##### Records to use #####

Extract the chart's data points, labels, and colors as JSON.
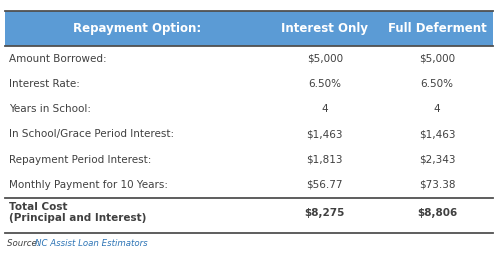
{
  "header": [
    "Repayment Option:",
    "Interest Only",
    "Full Deferment"
  ],
  "rows": [
    [
      "Amount Borrowed:",
      "$5,000",
      "$5,000"
    ],
    [
      "Interest Rate:",
      "6.50%",
      "6.50%"
    ],
    [
      "Years in School:",
      "4",
      "4"
    ],
    [
      "In School/Grace Period Interest:",
      "$1,463",
      "$1,463"
    ],
    [
      "Repayment Period Interest:",
      "$1,813",
      "$2,343"
    ],
    [
      "Monthly Payment for 10 Years:",
      "$56.77",
      "$73.38"
    ]
  ],
  "footer": [
    "Total Cost\n(Principal and Interest)",
    "$8,275",
    "$8,806"
  ],
  "source_text": "Source: ",
  "source_link": "NC Assist Loan Estimators",
  "header_bg": "#5b9bd5",
  "header_text_color": "#ffffff",
  "row_text_color": "#404040",
  "footer_text_color": "#404040",
  "source_text_color": "#404040",
  "source_link_color": "#2e75b6",
  "bg_color": "#ffffff",
  "border_color": "#505050",
  "fig_width": 5.0,
  "fig_height": 2.63
}
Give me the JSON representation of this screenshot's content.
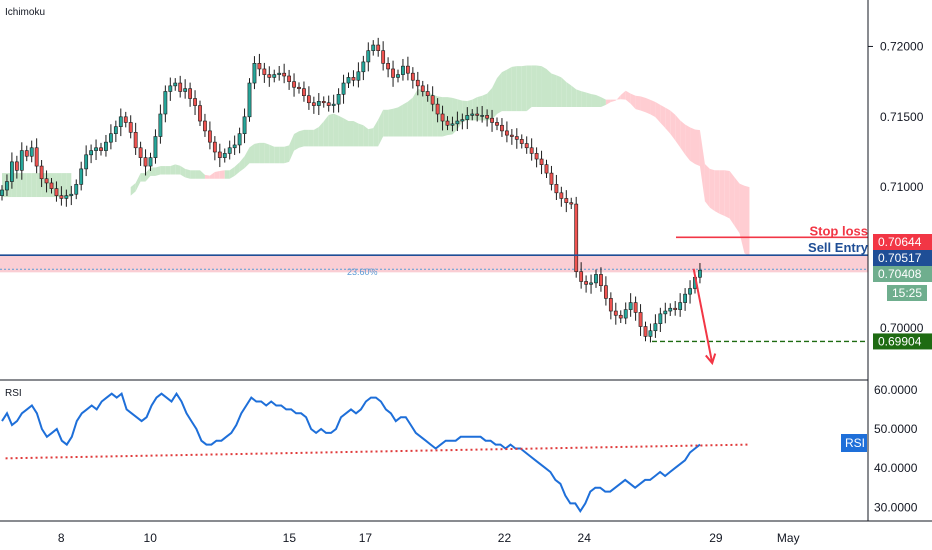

#####

[Exercise goal]: Reproduce each record from above exactly; pictures do not belong in the copy.

[Final answer]:
Extract the chart's data points, labels, and colors as JSON.
{
  "header": [
    "Repayment Option:",
    "Interest Only",
    "Full Deferment"
  ],
  "rows": [
    [
      "Amount Borrowed:",
      "$5,000",
      "$5,000"
    ],
    [
      "Interest Rate:",
      "6.50%",
      "6.50%"
    ],
    [
      "Years in School:",
      "4",
      "4"
    ],
    [
      "In School/Grace Period Interest:",
      "$1,463",
      "$1,463"
    ],
    [
      "Repayment Period Interest:",
      "$1,813",
      "$2,343"
    ],
    [
      "Monthly Payment for 10 Years:",
      "$56.77",
      "$73.38"
    ]
  ],
  "footer": [
    "Total Cost\n(Principal and Interest)",
    "$8,275",
    "$8,806"
  ],
  "source_text": "Source: ",
  "source_link": "NC Assist Loan Estimators",
  "header_bg": "#5b9bd5",
  "header_text_color": "#ffffff",
  "row_text_color": "#404040",
  "footer_text_color": "#404040",
  "source_text_color": "#404040",
  "source_link_color": "#2e75b6",
  "bg_color": "#ffffff",
  "border_color": "#505050",
  "fig_width": 5.0,
  "fig_height": 2.63
}
Give me the JSON representation of this screenshot's content.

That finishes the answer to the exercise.